• _WHAT IS ASKED_: Sift the material for lines containing "color", and return them.
--- Start PROVIDED INFORMATION ---
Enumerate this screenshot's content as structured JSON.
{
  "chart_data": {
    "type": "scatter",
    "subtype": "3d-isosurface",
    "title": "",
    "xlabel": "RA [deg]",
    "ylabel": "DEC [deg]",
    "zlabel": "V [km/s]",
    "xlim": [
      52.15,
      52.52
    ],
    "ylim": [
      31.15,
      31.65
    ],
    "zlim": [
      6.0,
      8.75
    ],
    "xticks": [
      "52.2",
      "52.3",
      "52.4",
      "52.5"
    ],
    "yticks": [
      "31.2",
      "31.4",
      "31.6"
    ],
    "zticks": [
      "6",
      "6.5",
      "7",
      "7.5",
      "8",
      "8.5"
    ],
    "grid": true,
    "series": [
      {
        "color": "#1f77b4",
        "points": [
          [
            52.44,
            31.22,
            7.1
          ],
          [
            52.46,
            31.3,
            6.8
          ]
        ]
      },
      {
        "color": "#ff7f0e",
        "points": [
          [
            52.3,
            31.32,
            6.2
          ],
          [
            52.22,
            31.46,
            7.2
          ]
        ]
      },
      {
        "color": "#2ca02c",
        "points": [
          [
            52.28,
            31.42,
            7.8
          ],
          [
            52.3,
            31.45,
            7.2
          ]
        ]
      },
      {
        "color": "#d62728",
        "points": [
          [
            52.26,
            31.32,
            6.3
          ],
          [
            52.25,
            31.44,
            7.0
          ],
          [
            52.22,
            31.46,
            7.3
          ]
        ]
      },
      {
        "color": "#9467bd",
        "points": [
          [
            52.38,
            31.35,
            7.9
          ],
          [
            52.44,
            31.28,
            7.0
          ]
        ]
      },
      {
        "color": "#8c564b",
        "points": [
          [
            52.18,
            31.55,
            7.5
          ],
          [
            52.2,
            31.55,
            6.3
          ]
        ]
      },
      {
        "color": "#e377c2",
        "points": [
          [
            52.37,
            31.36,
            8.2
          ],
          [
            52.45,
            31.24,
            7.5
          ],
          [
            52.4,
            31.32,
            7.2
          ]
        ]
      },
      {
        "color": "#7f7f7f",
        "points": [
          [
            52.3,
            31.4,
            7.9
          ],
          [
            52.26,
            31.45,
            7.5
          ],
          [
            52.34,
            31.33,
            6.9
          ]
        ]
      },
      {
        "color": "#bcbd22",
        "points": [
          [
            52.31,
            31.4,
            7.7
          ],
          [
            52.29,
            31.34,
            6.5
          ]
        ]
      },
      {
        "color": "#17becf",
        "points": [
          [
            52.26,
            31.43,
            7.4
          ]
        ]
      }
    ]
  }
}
--- End PROVIDED INFORMATION ---
• _EXERCISE RESULT_:
        "color": "#1f77b4",
        "color": "#ff7f0e",
        "color": "#2ca02c",
        "color": "#d62728",
        "color": "#9467bd",
        "color": "#8c564b",
        "color": "#e377c2",
        "color": "#7f7f7f",
        "color": "#bcbd22",
        "color": "#17becf",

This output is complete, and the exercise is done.